* **Exercise details**: Find every line in the records below that contains the word "Edged", and copy each such line.
[Start]
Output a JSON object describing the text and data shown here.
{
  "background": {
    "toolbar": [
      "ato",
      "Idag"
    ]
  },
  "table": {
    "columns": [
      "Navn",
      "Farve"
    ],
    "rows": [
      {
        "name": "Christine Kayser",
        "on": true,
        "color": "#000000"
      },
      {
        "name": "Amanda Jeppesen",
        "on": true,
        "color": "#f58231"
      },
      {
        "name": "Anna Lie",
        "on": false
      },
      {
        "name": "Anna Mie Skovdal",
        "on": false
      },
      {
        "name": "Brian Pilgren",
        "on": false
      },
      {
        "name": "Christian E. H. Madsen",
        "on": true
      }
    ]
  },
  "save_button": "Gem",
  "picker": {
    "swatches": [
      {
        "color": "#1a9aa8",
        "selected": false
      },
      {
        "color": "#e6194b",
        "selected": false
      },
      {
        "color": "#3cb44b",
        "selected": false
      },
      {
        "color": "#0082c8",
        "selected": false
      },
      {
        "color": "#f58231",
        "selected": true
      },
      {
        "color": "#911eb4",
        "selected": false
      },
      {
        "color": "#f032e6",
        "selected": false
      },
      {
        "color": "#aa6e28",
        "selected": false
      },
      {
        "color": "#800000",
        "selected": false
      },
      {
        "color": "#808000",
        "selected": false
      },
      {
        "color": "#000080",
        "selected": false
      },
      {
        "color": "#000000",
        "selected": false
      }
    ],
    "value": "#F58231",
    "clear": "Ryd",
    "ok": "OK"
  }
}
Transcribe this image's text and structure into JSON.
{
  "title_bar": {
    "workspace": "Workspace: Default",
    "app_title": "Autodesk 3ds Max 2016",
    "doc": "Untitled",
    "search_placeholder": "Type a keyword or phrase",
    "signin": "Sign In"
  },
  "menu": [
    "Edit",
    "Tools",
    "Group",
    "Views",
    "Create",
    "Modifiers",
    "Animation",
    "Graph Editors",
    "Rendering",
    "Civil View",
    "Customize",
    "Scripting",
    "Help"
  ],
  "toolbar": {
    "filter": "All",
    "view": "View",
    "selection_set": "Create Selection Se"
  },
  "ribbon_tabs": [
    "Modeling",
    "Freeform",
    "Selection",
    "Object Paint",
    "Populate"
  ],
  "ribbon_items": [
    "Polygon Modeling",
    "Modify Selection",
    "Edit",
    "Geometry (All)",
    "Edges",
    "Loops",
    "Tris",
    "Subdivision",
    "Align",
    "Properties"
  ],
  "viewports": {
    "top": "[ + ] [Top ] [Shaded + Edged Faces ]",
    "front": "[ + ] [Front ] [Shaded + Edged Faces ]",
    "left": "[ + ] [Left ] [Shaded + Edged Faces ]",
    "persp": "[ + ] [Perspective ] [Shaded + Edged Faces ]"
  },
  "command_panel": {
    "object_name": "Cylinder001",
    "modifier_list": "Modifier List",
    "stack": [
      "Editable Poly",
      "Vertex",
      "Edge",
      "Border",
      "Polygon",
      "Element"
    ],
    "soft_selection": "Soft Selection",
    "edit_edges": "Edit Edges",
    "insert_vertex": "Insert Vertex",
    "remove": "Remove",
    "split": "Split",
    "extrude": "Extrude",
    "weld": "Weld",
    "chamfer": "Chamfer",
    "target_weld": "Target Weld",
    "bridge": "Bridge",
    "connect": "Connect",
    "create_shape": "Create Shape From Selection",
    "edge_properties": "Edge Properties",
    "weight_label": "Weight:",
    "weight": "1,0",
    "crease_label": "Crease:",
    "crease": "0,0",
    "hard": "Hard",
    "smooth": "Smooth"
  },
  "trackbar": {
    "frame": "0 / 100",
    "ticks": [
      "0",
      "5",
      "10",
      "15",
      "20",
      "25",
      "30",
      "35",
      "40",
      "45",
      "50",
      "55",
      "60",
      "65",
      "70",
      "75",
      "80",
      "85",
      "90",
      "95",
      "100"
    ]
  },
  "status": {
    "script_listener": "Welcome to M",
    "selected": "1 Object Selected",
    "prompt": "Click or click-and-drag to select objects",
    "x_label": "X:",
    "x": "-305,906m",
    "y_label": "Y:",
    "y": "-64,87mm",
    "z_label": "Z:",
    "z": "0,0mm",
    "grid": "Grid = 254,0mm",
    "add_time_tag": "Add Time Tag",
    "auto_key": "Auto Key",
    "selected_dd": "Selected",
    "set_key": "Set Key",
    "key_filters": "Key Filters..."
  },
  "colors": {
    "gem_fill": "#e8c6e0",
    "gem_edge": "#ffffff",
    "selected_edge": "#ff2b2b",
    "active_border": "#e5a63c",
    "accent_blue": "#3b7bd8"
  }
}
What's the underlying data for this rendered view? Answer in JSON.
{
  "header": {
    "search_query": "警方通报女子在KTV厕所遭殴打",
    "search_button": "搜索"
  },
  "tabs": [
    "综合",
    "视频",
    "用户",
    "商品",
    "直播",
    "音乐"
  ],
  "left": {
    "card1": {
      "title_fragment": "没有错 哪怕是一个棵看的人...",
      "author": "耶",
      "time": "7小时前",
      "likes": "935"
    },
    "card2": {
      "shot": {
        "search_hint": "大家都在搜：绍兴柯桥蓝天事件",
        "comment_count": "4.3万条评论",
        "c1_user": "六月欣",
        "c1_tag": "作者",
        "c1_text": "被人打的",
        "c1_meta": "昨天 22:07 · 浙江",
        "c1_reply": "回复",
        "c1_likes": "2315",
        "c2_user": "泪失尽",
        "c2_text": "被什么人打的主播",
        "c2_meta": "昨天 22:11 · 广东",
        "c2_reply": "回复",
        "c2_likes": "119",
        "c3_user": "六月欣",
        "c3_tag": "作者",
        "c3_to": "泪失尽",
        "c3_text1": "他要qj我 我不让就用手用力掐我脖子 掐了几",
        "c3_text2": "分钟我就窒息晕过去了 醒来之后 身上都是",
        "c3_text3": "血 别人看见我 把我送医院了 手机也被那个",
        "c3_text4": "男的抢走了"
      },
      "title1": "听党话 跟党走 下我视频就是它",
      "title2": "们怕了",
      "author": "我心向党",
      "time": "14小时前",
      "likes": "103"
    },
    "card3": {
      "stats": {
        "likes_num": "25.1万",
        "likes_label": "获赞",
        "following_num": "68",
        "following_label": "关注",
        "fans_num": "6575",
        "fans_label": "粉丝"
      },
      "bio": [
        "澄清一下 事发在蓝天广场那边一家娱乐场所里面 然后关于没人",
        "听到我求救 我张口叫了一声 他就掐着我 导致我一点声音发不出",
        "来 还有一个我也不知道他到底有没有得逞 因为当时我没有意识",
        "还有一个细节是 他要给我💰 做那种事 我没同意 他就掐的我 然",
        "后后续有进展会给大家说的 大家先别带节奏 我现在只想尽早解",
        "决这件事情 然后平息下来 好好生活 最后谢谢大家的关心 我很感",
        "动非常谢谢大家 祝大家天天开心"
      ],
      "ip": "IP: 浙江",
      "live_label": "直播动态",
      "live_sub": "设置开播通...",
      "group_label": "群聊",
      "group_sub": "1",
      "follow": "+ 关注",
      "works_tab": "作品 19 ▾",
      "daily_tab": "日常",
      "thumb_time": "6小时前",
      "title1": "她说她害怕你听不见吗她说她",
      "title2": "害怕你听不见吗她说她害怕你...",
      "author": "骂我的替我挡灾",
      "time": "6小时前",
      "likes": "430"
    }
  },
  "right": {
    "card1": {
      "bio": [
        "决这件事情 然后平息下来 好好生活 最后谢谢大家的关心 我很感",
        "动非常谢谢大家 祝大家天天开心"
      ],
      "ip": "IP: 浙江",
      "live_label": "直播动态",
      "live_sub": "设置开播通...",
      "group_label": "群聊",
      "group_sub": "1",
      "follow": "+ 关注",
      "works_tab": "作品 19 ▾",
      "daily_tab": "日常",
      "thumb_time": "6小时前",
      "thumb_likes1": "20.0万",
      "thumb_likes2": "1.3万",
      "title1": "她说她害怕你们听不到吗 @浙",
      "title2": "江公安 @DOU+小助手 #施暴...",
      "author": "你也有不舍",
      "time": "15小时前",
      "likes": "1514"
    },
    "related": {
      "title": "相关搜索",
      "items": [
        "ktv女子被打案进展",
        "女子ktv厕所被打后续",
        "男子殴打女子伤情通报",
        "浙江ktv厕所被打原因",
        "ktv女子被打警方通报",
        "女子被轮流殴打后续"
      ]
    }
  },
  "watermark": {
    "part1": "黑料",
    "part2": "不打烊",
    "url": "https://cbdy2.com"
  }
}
[End]
* **Written solution**:
    "top": "[ + ] [Top ] [Shaded + Edged Faces ]",
    "front": "[ + ] [Front ] [Shaded + Edged Faces ]",
    "left": "[ + ] [Left ] [Shaded + Edged Faces ]",
    "persp": "[ + ] [Perspective ] [Shaded + Edged Faces ]"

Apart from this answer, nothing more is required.